#### Data rows ####
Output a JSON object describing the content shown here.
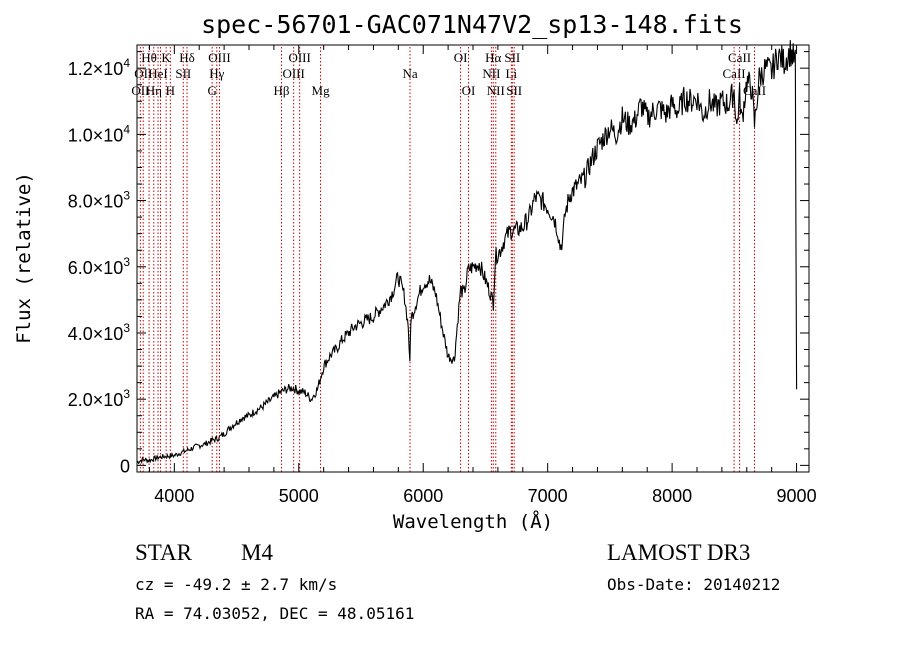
{
  "chart_data": {
    "type": "line",
    "title": "spec-56701-GAC071N47V2_sp13-148.fits",
    "xlabel": "Wavelength (Å)",
    "ylabel": "Flux (relative)",
    "xlim": [
      3700,
      9100
    ],
    "ylim": [
      -200,
      12700
    ],
    "x_ticks": [
      4000,
      5000,
      6000,
      7000,
      8000,
      9000
    ],
    "x_tick_labels": [
      "4000",
      "5000",
      "6000",
      "7000",
      "8000",
      "9000"
    ],
    "y_ticks": [
      0,
      2000,
      4000,
      6000,
      8000,
      10000,
      12000
    ],
    "y_tick_labels": [
      {
        "mant": "0",
        "exp": ""
      },
      {
        "mant": "2.0×10",
        "exp": "3"
      },
      {
        "mant": "4.0×10",
        "exp": "3"
      },
      {
        "mant": "6.0×10",
        "exp": "3"
      },
      {
        "mant": "8.0×10",
        "exp": "3"
      },
      {
        "mant": "1.0×10",
        "exp": "4"
      },
      {
        "mant": "1.2×10",
        "exp": "4"
      }
    ],
    "series": [
      {
        "name": "spectrum",
        "x": [
          3700,
          3750,
          3800,
          3850,
          3900,
          3950,
          4000,
          4050,
          4100,
          4150,
          4200,
          4250,
          4300,
          4350,
          4400,
          4450,
          4500,
          4550,
          4600,
          4650,
          4700,
          4750,
          4800,
          4850,
          4900,
          4950,
          5000,
          5050,
          5100,
          5150,
          5200,
          5250,
          5300,
          5350,
          5400,
          5450,
          5500,
          5550,
          5600,
          5650,
          5700,
          5750,
          5800,
          5850,
          5880,
          5893,
          5900,
          5950,
          6000,
          6050,
          6100,
          6150,
          6200,
          6250,
          6280,
          6300,
          6330,
          6360,
          6400,
          6450,
          6500,
          6540,
          6563,
          6580,
          6620,
          6650,
          6700,
          6750,
          6800,
          6850,
          6900,
          6950,
          7000,
          7050,
          7080,
          7100,
          7120,
          7140,
          7180,
          7250,
          7300,
          7350,
          7400,
          7450,
          7500,
          7550,
          7600,
          7650,
          7700,
          7750,
          7800,
          7850,
          7900,
          7950,
          8000,
          8050,
          8100,
          8150,
          8200,
          8250,
          8300,
          8350,
          8400,
          8450,
          8498,
          8520,
          8542,
          8560,
          8600,
          8640,
          8662,
          8700,
          8750,
          8800,
          8850,
          8900,
          8950,
          8990,
          9000
        ],
        "y": [
          100,
          180,
          150,
          220,
          260,
          280,
          300,
          380,
          450,
          530,
          600,
          650,
          750,
          820,
          950,
          1150,
          1300,
          1450,
          1500,
          1650,
          1750,
          1900,
          2050,
          2200,
          2300,
          2350,
          2250,
          2200,
          2000,
          2300,
          3000,
          3300,
          3500,
          3800,
          4000,
          4200,
          4300,
          4400,
          4500,
          4700,
          4900,
          5200,
          5700,
          5100,
          4200,
          3000,
          4400,
          5000,
          5500,
          5600,
          5200,
          4200,
          3300,
          3200,
          4500,
          5300,
          5200,
          5900,
          6000,
          6100,
          5600,
          5200,
          4900,
          6300,
          6500,
          6800,
          7100,
          7100,
          7200,
          7500,
          8100,
          8000,
          7800,
          7500,
          7100,
          6600,
          6800,
          7600,
          8200,
          8500,
          8700,
          9200,
          9600,
          9900,
          10200,
          10000,
          10500,
          10300,
          10400,
          10900,
          10500,
          10700,
          10800,
          10600,
          10900,
          10700,
          11100,
          11000,
          11100,
          10600,
          11000,
          10800,
          11000,
          10900,
          11300,
          10200,
          11200,
          10400,
          11600,
          11400,
          10300,
          11700,
          12000,
          11900,
          12400,
          12200,
          12500,
          12200,
          2300
        ]
      }
    ],
    "spectral_lines": [
      {
        "wl": 3727,
        "top": "",
        "mid": "",
        "bot": "OII"
      },
      {
        "wl": 3750,
        "top": "",
        "mid": "OII",
        "bot": ""
      },
      {
        "wl": 3797,
        "top": "Hθ",
        "mid": "",
        "bot": ""
      },
      {
        "wl": 3835,
        "top": "",
        "mid": "",
        "bot": "Hη"
      },
      {
        "wl": 3869,
        "top": "",
        "mid": "HeI",
        "bot": ""
      },
      {
        "wl": 3889,
        "top": "",
        "mid": "",
        "bot": ""
      },
      {
        "wl": 3934,
        "top": "K",
        "mid": "",
        "bot": ""
      },
      {
        "wl": 3968,
        "top": "",
        "mid": "",
        "bot": "H"
      },
      {
        "wl": 4072,
        "top": "",
        "mid": "SII",
        "bot": ""
      },
      {
        "wl": 4102,
        "top": "Hδ",
        "mid": "",
        "bot": ""
      },
      {
        "wl": 4304,
        "top": "",
        "mid": "",
        "bot": "G"
      },
      {
        "wl": 4341,
        "top": "",
        "mid": "Hγ",
        "bot": ""
      },
      {
        "wl": 4363,
        "top": "OIII",
        "mid": "",
        "bot": ""
      },
      {
        "wl": 4861,
        "top": "",
        "mid": "",
        "bot": "Hβ"
      },
      {
        "wl": 4959,
        "top": "",
        "mid": "OIII",
        "bot": ""
      },
      {
        "wl": 5007,
        "top": "OIII",
        "mid": "",
        "bot": ""
      },
      {
        "wl": 5175,
        "top": "",
        "mid": "",
        "bot": "Mg"
      },
      {
        "wl": 5894,
        "top": "",
        "mid": "Na",
        "bot": ""
      },
      {
        "wl": 6300,
        "top": "OI",
        "mid": "",
        "bot": ""
      },
      {
        "wl": 6364,
        "top": "",
        "mid": "",
        "bot": "OI"
      },
      {
        "wl": 6548,
        "top": "",
        "mid": "NII",
        "bot": ""
      },
      {
        "wl": 6563,
        "top": "Hα",
        "mid": "",
        "bot": ""
      },
      {
        "wl": 6583,
        "top": "",
        "mid": "",
        "bot": "NII"
      },
      {
        "wl": 6708,
        "top": "",
        "mid": "Li",
        "bot": ""
      },
      {
        "wl": 6716,
        "top": "SII",
        "mid": "",
        "bot": ""
      },
      {
        "wl": 6731,
        "top": "",
        "mid": "",
        "bot": "SII"
      },
      {
        "wl": 8498,
        "top": "",
        "mid": "CaII",
        "bot": ""
      },
      {
        "wl": 8542,
        "top": "CaII",
        "mid": "",
        "bot": ""
      },
      {
        "wl": 8662,
        "top": "",
        "mid": "",
        "bot": "CaII"
      }
    ],
    "line_color": "#cc0000",
    "grid": false
  },
  "info": {
    "type_label": "STAR",
    "subclass": "M4",
    "survey": "LAMOST DR3",
    "redshift": "cz = -49.2 ± 2.7 km/s",
    "obs_date": "Obs-Date: 20140212",
    "coords": "RA =  74.03052, DEC =  48.05161"
  }
}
####
### Problem
Pictures stay out of the copy; please restate every record above exactly.

### Full response
Output a JSON object describing the content shown here.
{
  "chart_data": {
    "type": "line",
    "title": "spec-56701-GAC071N47V2_sp13-148.fits",
    "xlabel": "Wavelength (Å)",
    "ylabel": "Flux (relative)",
    "xlim": [
      3700,
      9100
    ],
    "ylim": [
      -200,
      12700
    ],
    "x_ticks": [
      4000,
      5000,
      6000,
      7000,
      8000,
      9000
    ],
    "x_tick_labels": [
      "4000",
      "5000",
      "6000",
      "7000",
      "8000",
      "9000"
    ],
    "y_ticks": [
      0,
      2000,
      4000,
      6000,
      8000,
      10000,
      12000
    ],
    "y_tick_labels": [
      {
        "mant": "0",
        "exp": ""
      },
      {
        "mant": "2.0×10",
        "exp": "3"
      },
      {
        "mant": "4.0×10",
        "exp": "3"
      },
      {
        "mant": "6.0×10",
        "exp": "3"
      },
      {
        "mant": "8.0×10",
        "exp": "3"
      },
      {
        "mant": "1.0×10",
        "exp": "4"
      },
      {
        "mant": "1.2×10",
        "exp": "4"
      }
    ],
    "series": [
      {
        "name": "spectrum",
        "x": [
          3700,
          3750,
          3800,
          3850,
          3900,
          3950,
          4000,
          4050,
          4100,
          4150,
          4200,
          4250,
          4300,
          4350,
          4400,
          4450,
          4500,
          4550,
          4600,
          4650,
          4700,
          4750,
          4800,
          4850,
          4900,
          4950,
          5000,
          5050,
          5100,
          5150,
          5200,
          5250,
          5300,
          5350,
          5400,
          5450,
          5500,
          5550,
          5600,
          5650,
          5700,
          5750,
          5800,
          5850,
          5880,
          5893,
          5900,
          5950,
          6000,
          6050,
          6100,
          6150,
          6200,
          6250,
          6280,
          6300,
          6330,
          6360,
          6400,
          6450,
          6500,
          6540,
          6563,
          6580,
          6620,
          6650,
          6700,
          6750,
          6800,
          6850,
          6900,
          6950,
          7000,
          7050,
          7080,
          7100,
          7120,
          7140,
          7180,
          7250,
          7300,
          7350,
          7400,
          7450,
          7500,
          7550,
          7600,
          7650,
          7700,
          7750,
          7800,
          7850,
          7900,
          7950,
          8000,
          8050,
          8100,
          8150,
          8200,
          8250,
          8300,
          8350,
          8400,
          8450,
          8498,
          8520,
          8542,
          8560,
          8600,
          8640,
          8662,
          8700,
          8750,
          8800,
          8850,
          8900,
          8950,
          8990,
          9000
        ],
        "y": [
          100,
          180,
          150,
          220,
          260,
          280,
          300,
          380,
          450,
          530,
          600,
          650,
          750,
          820,
          950,
          1150,
          1300,
          1450,
          1500,
          1650,
          1750,
          1900,
          2050,
          2200,
          2300,
          2350,
          2250,
          2200,
          2000,
          2300,
          3000,
          3300,
          3500,
          3800,
          4000,
          4200,
          4300,
          4400,
          4500,
          4700,
          4900,
          5200,
          5700,
          5100,
          4200,
          3000,
          4400,
          5000,
          5500,
          5600,
          5200,
          4200,
          3300,
          3200,
          4500,
          5300,
          5200,
          5900,
          6000,
          6100,
          5600,
          5200,
          4900,
          6300,
          6500,
          6800,
          7100,
          7100,
          7200,
          7500,
          8100,
          8000,
          7800,
          7500,
          7100,
          6600,
          6800,
          7600,
          8200,
          8500,
          8700,
          9200,
          9600,
          9900,
          10200,
          10000,
          10500,
          10300,
          10400,
          10900,
          10500,
          10700,
          10800,
          10600,
          10900,
          10700,
          11100,
          11000,
          11100,
          10600,
          11000,
          10800,
          11000,
          10900,
          11300,
          10200,
          11200,
          10400,
          11600,
          11400,
          10300,
          11700,
          12000,
          11900,
          12400,
          12200,
          12500,
          12200,
          2300
        ]
      }
    ],
    "spectral_lines": [
      {
        "wl": 3727,
        "top": "",
        "mid": "",
        "bot": "OII"
      },
      {
        "wl": 3750,
        "top": "",
        "mid": "OII",
        "bot": ""
      },
      {
        "wl": 3797,
        "top": "Hθ",
        "mid": "",
        "bot": ""
      },
      {
        "wl": 3835,
        "top": "",
        "mid": "",
        "bot": "Hη"
      },
      {
        "wl": 3869,
        "top": "",
        "mid": "HeI",
        "bot": ""
      },
      {
        "wl": 3889,
        "top": "",
        "mid": "",
        "bot": ""
      },
      {
        "wl": 3934,
        "top": "K",
        "mid": "",
        "bot": ""
      },
      {
        "wl": 3968,
        "top": "",
        "mid": "",
        "bot": "H"
      },
      {
        "wl": 4072,
        "top": "",
        "mid": "SII",
        "bot": ""
      },
      {
        "wl": 4102,
        "top": "Hδ",
        "mid": "",
        "bot": ""
      },
      {
        "wl": 4304,
        "top": "",
        "mid": "",
        "bot": "G"
      },
      {
        "wl": 4341,
        "top": "",
        "mid": "Hγ",
        "bot": ""
      },
      {
        "wl": 4363,
        "top": "OIII",
        "mid": "",
        "bot": ""
      },
      {
        "wl": 4861,
        "top": "",
        "mid": "",
        "bot": "Hβ"
      },
      {
        "wl": 4959,
        "top": "",
        "mid": "OIII",
        "bot": ""
      },
      {
        "wl": 5007,
        "top": "OIII",
        "mid": "",
        "bot": ""
      },
      {
        "wl": 5175,
        "top": "",
        "mid": "",
        "bot": "Mg"
      },
      {
        "wl": 5894,
        "top": "",
        "mid": "Na",
        "bot": ""
      },
      {
        "wl": 6300,
        "top": "OI",
        "mid": "",
        "bot": ""
      },
      {
        "wl": 6364,
        "top": "",
        "mid": "",
        "bot": "OI"
      },
      {
        "wl": 6548,
        "top": "",
        "mid": "NII",
        "bot": ""
      },
      {
        "wl": 6563,
        "top": "Hα",
        "mid": "",
        "bot": ""
      },
      {
        "wl": 6583,
        "top": "",
        "mid": "",
        "bot": "NII"
      },
      {
        "wl": 6708,
        "top": "",
        "mid": "Li",
        "bot": ""
      },
      {
        "wl": 6716,
        "top": "SII",
        "mid": "",
        "bot": ""
      },
      {
        "wl": 6731,
        "top": "",
        "mid": "",
        "bot": "SII"
      },
      {
        "wl": 8498,
        "top": "",
        "mid": "CaII",
        "bot": ""
      },
      {
        "wl": 8542,
        "top": "CaII",
        "mid": "",
        "bot": ""
      },
      {
        "wl": 8662,
        "top": "",
        "mid": "",
        "bot": "CaII"
      }
    ],
    "line_color": "#cc0000",
    "grid": false
  },
  "info": {
    "type_label": "STAR",
    "subclass": "M4",
    "survey": "LAMOST DR3",
    "redshift": "cz = -49.2 ± 2.7 km/s",
    "obs_date": "Obs-Date: 20140212",
    "coords": "RA =  74.03052, DEC =  48.05161"
  }
}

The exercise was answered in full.